• **Supplied records**
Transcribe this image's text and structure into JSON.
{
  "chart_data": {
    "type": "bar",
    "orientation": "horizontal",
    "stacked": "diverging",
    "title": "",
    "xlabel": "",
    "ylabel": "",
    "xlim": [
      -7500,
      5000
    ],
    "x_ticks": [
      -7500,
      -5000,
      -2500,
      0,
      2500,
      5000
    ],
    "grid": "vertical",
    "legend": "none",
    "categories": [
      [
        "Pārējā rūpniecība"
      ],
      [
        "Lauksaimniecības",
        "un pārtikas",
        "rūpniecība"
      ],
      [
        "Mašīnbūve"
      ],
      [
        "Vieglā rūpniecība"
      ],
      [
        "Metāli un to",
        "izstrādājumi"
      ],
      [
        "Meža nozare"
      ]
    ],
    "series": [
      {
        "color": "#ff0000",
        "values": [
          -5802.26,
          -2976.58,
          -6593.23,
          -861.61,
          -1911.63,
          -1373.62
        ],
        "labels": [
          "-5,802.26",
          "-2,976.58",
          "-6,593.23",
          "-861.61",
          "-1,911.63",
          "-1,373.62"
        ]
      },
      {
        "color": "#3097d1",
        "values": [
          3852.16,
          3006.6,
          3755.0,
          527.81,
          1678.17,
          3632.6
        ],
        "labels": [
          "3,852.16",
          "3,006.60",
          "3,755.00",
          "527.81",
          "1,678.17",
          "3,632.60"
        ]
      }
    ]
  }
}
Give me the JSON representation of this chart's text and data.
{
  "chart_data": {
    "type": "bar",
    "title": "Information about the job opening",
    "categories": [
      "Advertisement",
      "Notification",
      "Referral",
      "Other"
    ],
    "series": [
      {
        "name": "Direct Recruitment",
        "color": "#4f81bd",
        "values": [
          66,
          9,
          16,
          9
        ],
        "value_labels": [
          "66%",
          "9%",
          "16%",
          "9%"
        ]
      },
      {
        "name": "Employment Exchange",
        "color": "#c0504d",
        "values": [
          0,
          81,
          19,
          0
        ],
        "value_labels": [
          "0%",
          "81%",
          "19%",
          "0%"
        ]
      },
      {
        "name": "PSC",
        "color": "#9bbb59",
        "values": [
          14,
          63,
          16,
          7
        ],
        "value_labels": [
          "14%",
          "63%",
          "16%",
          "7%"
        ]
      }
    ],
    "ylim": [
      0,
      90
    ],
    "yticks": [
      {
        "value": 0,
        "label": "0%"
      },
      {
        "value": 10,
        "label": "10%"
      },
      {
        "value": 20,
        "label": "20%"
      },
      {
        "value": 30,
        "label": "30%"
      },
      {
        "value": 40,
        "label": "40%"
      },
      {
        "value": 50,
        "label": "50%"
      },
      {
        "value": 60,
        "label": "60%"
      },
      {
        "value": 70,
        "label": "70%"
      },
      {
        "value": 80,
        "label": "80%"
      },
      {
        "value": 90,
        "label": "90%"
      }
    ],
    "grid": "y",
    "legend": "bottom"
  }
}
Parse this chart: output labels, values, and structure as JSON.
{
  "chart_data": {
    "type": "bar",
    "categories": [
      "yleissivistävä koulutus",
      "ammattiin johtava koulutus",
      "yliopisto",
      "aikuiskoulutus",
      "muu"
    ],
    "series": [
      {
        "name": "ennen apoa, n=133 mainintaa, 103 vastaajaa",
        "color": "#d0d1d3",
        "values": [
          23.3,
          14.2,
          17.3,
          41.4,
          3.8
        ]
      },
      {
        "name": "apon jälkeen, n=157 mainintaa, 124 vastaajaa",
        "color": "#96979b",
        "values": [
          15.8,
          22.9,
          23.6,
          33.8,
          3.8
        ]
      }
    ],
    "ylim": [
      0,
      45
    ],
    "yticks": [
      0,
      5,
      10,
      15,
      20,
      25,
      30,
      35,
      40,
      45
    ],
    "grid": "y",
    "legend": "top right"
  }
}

• **Task objective**
Pull out each line of the entries that contains "structure".

• **Result below**
Transcribe this image's text and structure into JSON.
Parse this chart: output labels, values, and structure as JSON.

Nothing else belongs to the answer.